**Objective:** Write every entry out again exactly, please, and skip the pictures.

**Data:**
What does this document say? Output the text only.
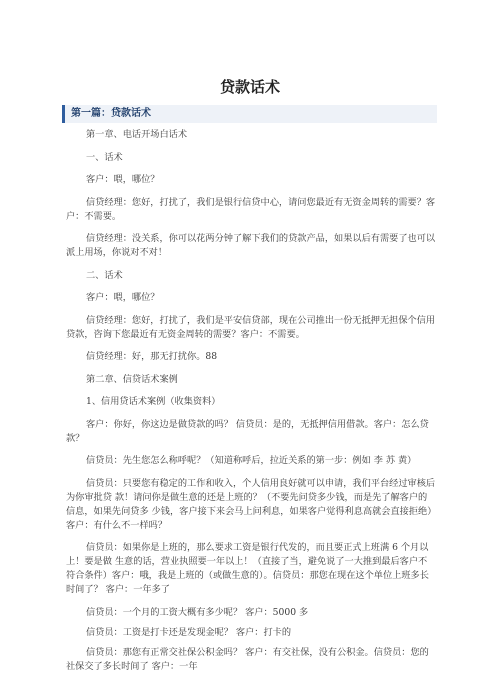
贷款话术
第一篇：贷款话术

第一章、电话开场白话术

一、话术

客户：喂，哪位？

信贷经理：您好，打扰了，我们是银行信贷中心，请问您最近有无资金周转的需要？客户：不需要。

信贷经理：没关系，你可以花两分钟了解下我们的贷款产品，如果以后有需要了也可以派上用场，你说对不对！

二、话术

客户：喂，哪位？

信贷经理：您好，打扰了，我们是平安信贷部，现在公司推出一份无抵押无担保个信用贷款，咨询下您最近有无资金周转的需要？客户：不需要。

信贷经理：好，那无打扰你。88

第二章、信贷话术案例

1、信用贷话术案例（收集资料）

客户：你好，你这边是做贷款的吗？ 信贷员：是的，无抵押信用借款。客户：怎么贷款？

信贷员：先生您怎么称呼呢？（知道称呼后，拉近关系的第一步：例如 李 苏 黄）

信贷员：只要您有稳定的工作和收入，个人信用良好就可以申请，我们平台经过审核后为你审批贷 款！请问你是做生意的还是上班的？（不要先问贷多少钱，而是先了解客户的信息，如果先问贷多 少钱，客户接下来会马上问利息，如果客户觉得利息高就会直接拒绝）客户：有什么不一样吗？

信贷员：如果你是上班的，那么要求工资是银行代发的，而且要正式上班满 6 个月以上！要是做 生意的话，营业执照要一年以上！（直接了当，避免说了一大推到最后客户不符合条件）客户：哦，我是上班的（或做生意的）。信贷员：那您在现在这个单位上班多长时间了？ 客户：一年多了

信贷员：一个月的工资大概有多少呢？ 客户：5000 多

信贷员：工资是打卡还是发现金呢？ 客户：打卡的

信贷员：那您有正常交社保公积金吗？ 客户：有交社保，没有公积金。信贷员：您的社保交了多长时间了 客户：一年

**Exercise answer:**
What does this document say? Output the text only.
贷款话术
第一篇：贷款话术

第一章、电话开场白话术

一、话术

客户：喂，哪位？

信贷经理：您好，打扰了，我们是银行信贷中心，请问您最近有无资金周转的需要？客户：不需要。

信贷经理：没关系，你可以花两分钟了解下我们的贷款产品，如果以后有需要了也可以派上用场，你说对不对！

二、话术

客户：喂，哪位？

信贷经理：您好，打扰了，我们是平安信贷部，现在公司推出一份无抵押无担保个信用贷款，咨询下您最近有无资金周转的需要？客户：不需要。

信贷经理：好，那无打扰你。88

第二章、信贷话术案例

1、信用贷话术案例（收集资料）

客户：你好，你这边是做贷款的吗？ 信贷员：是的，无抵押信用借款。客户：怎么贷款？

信贷员：先生您怎么称呼呢？（知道称呼后，拉近关系的第一步：例如 李 苏 黄）

信贷员：只要您有稳定的工作和收入，个人信用良好就可以申请，我们平台经过审核后为你审批贷 款！请问你是做生意的还是上班的？（不要先问贷多少钱，而是先了解客户的信息，如果先问贷多 少钱，客户接下来会马上问利息，如果客户觉得利息高就会直接拒绝）客户：有什么不一样吗？

信贷员：如果你是上班的，那么要求工资是银行代发的，而且要正式上班满 6 个月以上！要是做 生意的话，营业执照要一年以上！（直接了当，避免说了一大推到最后客户不符合条件）客户：哦，我是上班的（或做生意的）。信贷员：那您在现在这个单位上班多长时间了？ 客户：一年多了

信贷员：一个月的工资大概有多少呢？ 客户：5000 多

信贷员：工资是打卡还是发现金呢？ 客户：打卡的

信贷员：那您有正常交社保公积金吗？ 客户：有交社保，没有公积金。信贷员：您的社保交了多长时间了 客户：一年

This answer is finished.